Start Material

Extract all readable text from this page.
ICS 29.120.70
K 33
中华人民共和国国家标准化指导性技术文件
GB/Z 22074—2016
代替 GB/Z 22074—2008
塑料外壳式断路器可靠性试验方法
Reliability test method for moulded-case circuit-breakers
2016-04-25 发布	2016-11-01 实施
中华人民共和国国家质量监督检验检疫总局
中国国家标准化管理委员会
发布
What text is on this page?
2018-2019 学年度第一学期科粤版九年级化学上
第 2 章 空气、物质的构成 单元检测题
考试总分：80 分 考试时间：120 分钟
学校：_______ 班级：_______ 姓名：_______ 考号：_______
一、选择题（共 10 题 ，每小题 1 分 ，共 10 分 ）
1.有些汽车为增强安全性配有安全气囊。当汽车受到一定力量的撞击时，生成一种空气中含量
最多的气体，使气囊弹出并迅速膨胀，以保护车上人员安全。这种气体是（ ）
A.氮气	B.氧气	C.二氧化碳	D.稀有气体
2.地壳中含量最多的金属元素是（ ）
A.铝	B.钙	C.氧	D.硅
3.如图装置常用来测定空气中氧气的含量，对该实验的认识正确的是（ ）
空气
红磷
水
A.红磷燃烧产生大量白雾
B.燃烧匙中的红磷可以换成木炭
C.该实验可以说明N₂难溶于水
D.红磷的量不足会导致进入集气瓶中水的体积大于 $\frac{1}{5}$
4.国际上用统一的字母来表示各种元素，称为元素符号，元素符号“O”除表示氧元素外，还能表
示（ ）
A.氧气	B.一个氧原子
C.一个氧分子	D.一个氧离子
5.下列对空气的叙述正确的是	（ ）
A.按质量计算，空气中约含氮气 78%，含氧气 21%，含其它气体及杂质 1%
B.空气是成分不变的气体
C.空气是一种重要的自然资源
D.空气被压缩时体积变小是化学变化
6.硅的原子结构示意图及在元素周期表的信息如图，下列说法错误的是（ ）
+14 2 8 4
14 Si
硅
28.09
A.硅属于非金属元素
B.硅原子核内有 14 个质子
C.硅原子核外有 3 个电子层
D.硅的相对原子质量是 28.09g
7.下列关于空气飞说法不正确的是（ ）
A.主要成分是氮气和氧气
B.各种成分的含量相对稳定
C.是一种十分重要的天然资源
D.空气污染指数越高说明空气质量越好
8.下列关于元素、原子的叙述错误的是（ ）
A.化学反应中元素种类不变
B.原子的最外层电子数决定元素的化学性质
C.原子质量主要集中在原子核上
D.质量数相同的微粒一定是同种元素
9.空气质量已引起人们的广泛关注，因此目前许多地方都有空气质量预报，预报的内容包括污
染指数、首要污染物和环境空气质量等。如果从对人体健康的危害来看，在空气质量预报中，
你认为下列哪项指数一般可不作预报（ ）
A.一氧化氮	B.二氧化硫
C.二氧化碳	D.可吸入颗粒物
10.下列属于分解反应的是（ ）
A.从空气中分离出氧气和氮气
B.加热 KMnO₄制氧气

End Material

Go through the listing and print each line exactly as it appears.

Exercise result ->
Extract all readable text from this page.
ICS 29.120.70
K 33
中华人民共和国国家标准化指导性技术文件
GB/Z 22074—2016
代替 GB/Z 22074—2008
塑料外壳式断路器可靠性试验方法
Reliability test method for moulded-case circuit-breakers
2016-04-25 发布	2016-11-01 实施
中华人民共和国国家质量监督检验检疫总局
中国国家标准化管理委员会
发布
What text is on this page?
2018-2019 学年度第一学期科粤版九年级化学上
第 2 章 空气、物质的构成 单元检测题
考试总分：80 分 考试时间：120 分钟
学校：_______ 班级：_______ 姓名：_______ 考号：_______
一、选择题（共 10 题 ，每小题 1 分 ，共 10 分 ）
1.有些汽车为增强安全性配有安全气囊。当汽车受到一定力量的撞击时，生成一种空气中含量
最多的气体，使气囊弹出并迅速膨胀，以保护车上人员安全。这种气体是（ ）
A.氮气	B.氧气	C.二氧化碳	D.稀有气体
2.地壳中含量最多的金属元素是（ ）
A.铝	B.钙	C.氧	D.硅
3.如图装置常用来测定空气中氧气的含量，对该实验的认识正确的是（ ）
空气
红磷
水
A.红磷燃烧产生大量白雾
B.燃烧匙中的红磷可以换成木炭
C.该实验可以说明N₂难溶于水
D.红磷的量不足会导致进入集气瓶中水的体积大于 $\frac{1}{5}$
4.国际上用统一的字母来表示各种元素，称为元素符号，元素符号“O”除表示氧元素外，还能表
示（ ）
A.氧气	B.一个氧原子
C.一个氧分子	D.一个氧离子
5.下列对空气的叙述正确的是	（ ）
A.按质量计算，空气中约含氮气 78%，含氧气 21%，含其它气体及杂质 1%
B.空气是成分不变的气体
C.空气是一种重要的自然资源
D.空气被压缩时体积变小是化学变化
6.硅的原子结构示意图及在元素周期表的信息如图，下列说法错误的是（ ）
+14 2 8 4
14 Si
硅
28.09
A.硅属于非金属元素
B.硅原子核内有 14 个质子
C.硅原子核外有 3 个电子层
D.硅的相对原子质量是 28.09g
7.下列关于空气飞说法不正确的是（ ）
A.主要成分是氮气和氧气
B.各种成分的含量相对稳定
C.是一种十分重要的天然资源
D.空气污染指数越高说明空气质量越好
8.下列关于元素、原子的叙述错误的是（ ）
A.化学反应中元素种类不变
B.原子的最外层电子数决定元素的化学性质
C.原子质量主要集中在原子核上
D.质量数相同的微粒一定是同种元素
9.空气质量已引起人们的广泛关注，因此目前许多地方都有空气质量预报，预报的内容包括污
染指数、首要污染物和环境空气质量等。如果从对人体健康的危害来看，在空气质量预报中，
你认为下列哪项指数一般可不作预报（ ）
A.一氧化氮	B.二氧化硫
C.二氧化碳	D.可吸入颗粒物
10.下列属于分解反应的是（ ）
A.从空气中分离出氧气和氮气
B.加热 KMnO₄制氧气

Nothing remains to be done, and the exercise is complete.